**TASK REQUIREMENTS**
Write each record again exactly as it stands.

**INPUT**
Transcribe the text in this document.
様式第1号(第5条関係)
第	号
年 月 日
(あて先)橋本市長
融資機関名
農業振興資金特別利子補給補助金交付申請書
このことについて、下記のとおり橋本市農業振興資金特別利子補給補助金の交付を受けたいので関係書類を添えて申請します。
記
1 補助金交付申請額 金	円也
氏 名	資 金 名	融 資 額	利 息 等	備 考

**ANSWER**
Transcribe the text in this document.
様式第1号(第5条関係)
第	号
年 月 日
(あて先)橋本市長
融資機関名
農業振興資金特別利子補給補助金交付申請書
このことについて、下記のとおり橋本市農業振興資金特別利子補給補助金の交付を受けたいので関係書類を添えて申請します。
記
1 補助金交付申請額 金	円也
氏 名	資 金 名	融 資 額	利 息 等	備 考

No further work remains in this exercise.